Take every line from the listing below that includes "reflejo" and copy it.

● **Dataset entries**

◆ ◆ ◆ ◆ ◆ ◆ ◆

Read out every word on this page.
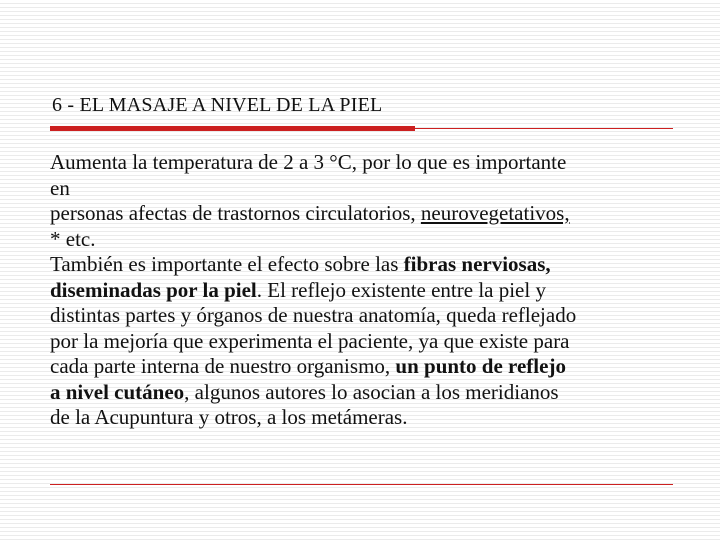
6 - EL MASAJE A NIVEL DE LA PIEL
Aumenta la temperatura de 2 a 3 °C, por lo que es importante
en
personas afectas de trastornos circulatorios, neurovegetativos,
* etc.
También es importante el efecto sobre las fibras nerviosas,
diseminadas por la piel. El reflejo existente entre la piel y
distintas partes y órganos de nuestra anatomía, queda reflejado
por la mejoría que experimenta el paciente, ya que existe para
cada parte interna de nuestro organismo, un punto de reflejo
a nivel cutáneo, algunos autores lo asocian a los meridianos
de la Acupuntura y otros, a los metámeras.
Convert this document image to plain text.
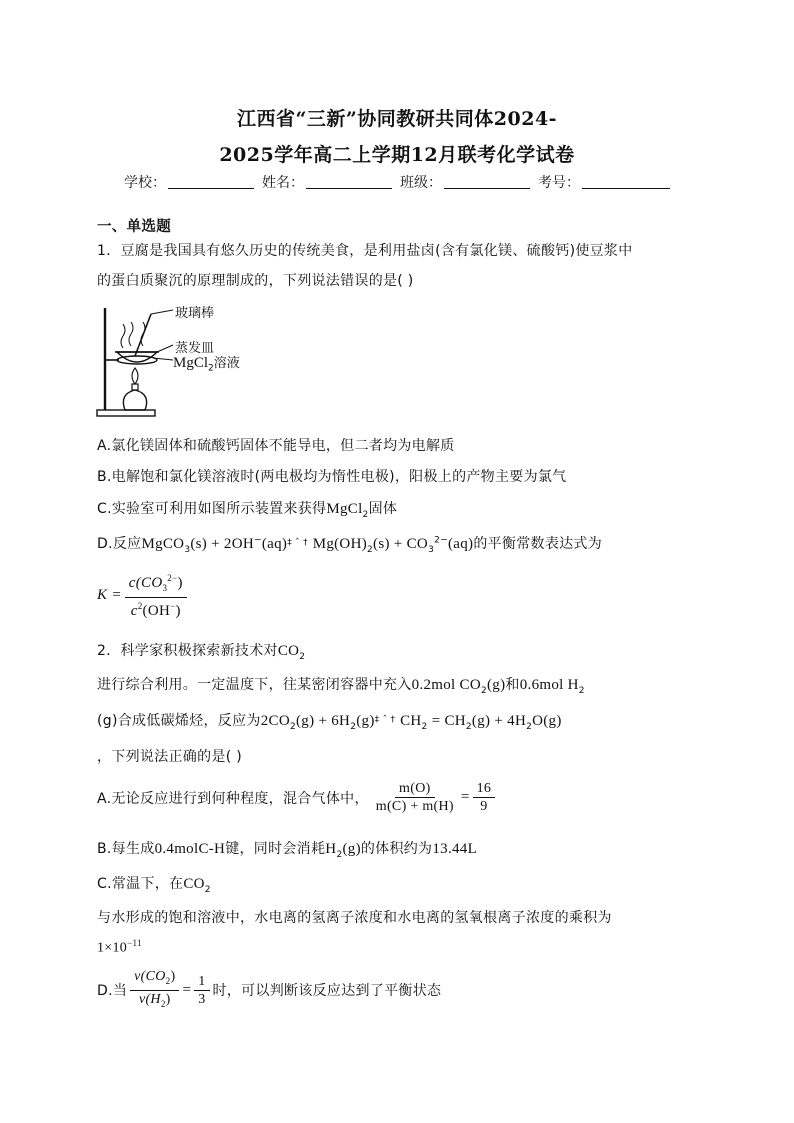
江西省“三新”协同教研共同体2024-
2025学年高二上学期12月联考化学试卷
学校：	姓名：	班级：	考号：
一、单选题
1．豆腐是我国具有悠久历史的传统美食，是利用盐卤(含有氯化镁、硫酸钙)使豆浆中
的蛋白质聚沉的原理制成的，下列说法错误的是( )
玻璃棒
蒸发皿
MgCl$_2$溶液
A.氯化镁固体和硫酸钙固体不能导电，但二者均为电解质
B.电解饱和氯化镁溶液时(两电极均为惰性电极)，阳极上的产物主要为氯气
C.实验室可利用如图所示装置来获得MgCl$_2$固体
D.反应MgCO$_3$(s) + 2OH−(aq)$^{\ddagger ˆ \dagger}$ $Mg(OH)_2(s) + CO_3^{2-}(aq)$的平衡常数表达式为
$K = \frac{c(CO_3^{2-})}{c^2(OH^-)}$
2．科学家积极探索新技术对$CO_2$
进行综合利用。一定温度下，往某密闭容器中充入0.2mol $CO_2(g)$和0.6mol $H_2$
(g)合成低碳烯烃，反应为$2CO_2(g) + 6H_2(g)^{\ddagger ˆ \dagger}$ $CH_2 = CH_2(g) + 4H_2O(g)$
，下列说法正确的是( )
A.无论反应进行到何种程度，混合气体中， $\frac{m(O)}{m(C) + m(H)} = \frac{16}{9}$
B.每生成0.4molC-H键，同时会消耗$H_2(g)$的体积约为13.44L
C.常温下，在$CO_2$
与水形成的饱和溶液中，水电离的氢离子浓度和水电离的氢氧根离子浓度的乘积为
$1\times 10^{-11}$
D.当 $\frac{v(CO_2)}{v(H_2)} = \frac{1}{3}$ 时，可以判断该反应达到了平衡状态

◆ ◆ ◆ ◆ ◆ ◆ ◆

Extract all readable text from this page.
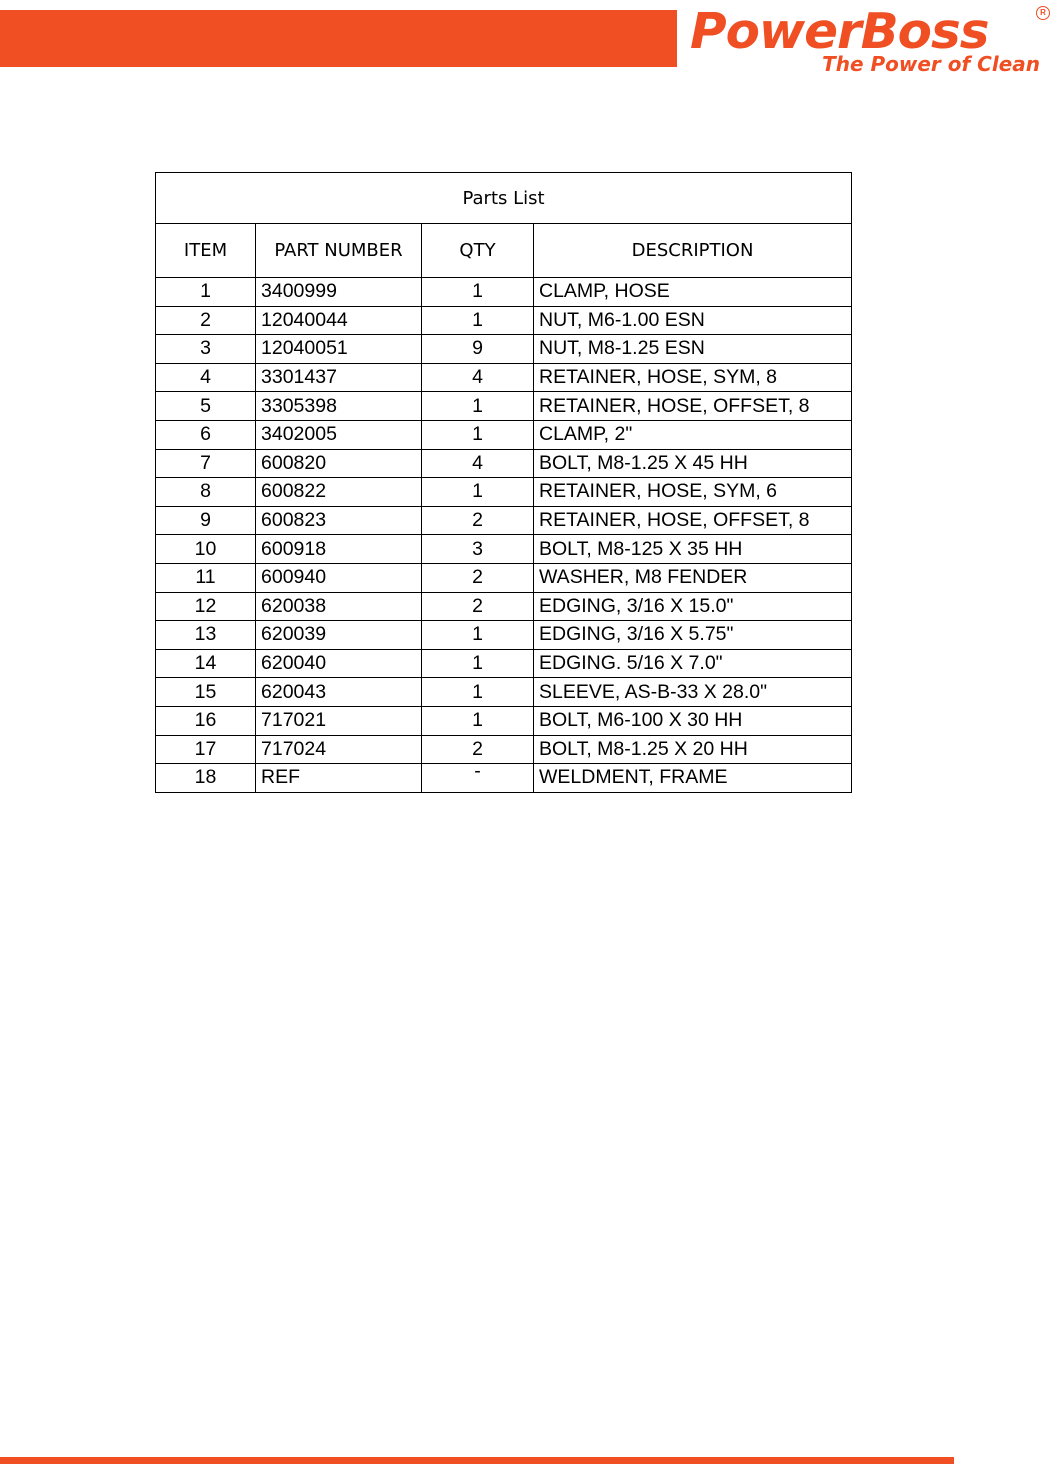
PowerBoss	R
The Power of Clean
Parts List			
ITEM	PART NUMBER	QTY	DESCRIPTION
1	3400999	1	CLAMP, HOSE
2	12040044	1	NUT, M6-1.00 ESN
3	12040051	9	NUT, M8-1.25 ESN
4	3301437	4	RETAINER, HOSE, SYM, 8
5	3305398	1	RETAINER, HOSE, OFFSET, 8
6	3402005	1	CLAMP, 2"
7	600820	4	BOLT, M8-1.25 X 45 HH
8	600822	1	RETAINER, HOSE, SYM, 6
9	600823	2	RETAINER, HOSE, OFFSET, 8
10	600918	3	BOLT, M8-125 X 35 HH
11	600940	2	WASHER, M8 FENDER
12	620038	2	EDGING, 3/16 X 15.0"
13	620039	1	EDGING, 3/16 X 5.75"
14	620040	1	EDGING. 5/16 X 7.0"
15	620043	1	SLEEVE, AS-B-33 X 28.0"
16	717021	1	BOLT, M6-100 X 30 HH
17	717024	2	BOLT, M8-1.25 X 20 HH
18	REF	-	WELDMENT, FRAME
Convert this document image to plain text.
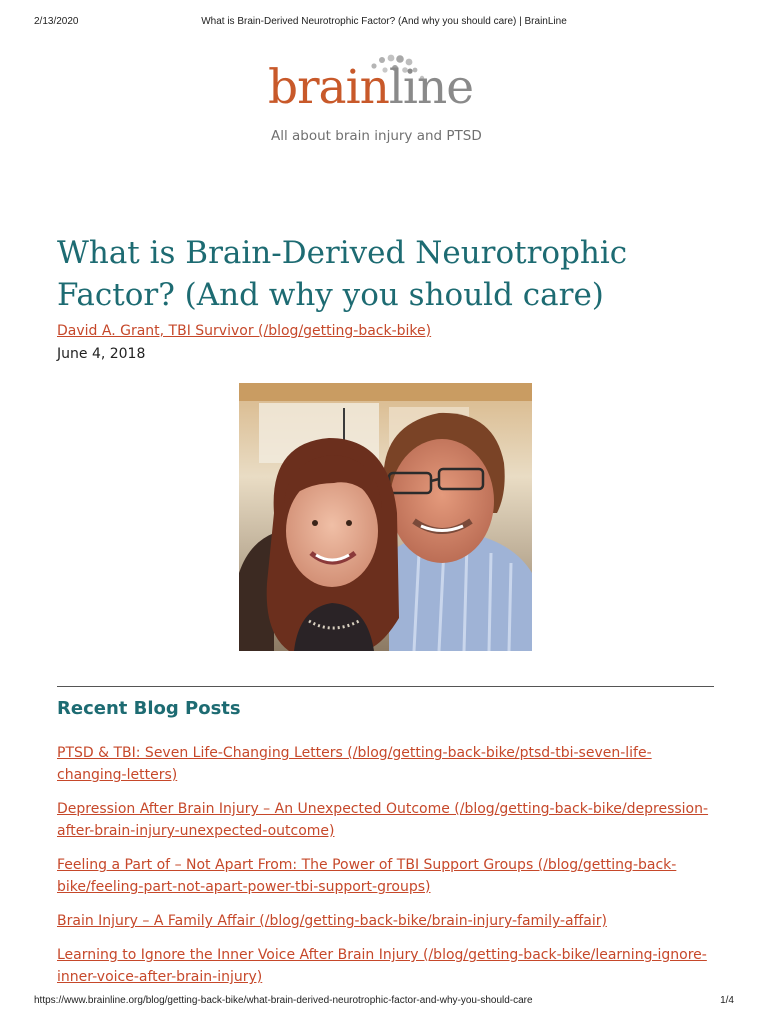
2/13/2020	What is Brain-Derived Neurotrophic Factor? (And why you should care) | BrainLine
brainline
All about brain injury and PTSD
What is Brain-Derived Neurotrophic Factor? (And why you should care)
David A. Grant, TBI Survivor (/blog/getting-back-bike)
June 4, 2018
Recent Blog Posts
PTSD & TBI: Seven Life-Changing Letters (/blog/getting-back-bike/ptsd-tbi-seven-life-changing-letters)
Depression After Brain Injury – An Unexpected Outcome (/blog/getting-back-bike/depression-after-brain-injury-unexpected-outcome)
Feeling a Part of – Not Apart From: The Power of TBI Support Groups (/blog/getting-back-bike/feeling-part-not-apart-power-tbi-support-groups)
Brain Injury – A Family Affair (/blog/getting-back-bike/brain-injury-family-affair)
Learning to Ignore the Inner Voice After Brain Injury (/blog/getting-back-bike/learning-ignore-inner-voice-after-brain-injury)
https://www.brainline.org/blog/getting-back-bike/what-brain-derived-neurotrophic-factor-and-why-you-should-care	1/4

◆ ◆ ◆ ◆ ◆ ◆ ◆

● **Output below**
diseminadas por la piel. El reflejo existente entre la piel y
cada parte interna de nuestro organismo, un punto de reflejo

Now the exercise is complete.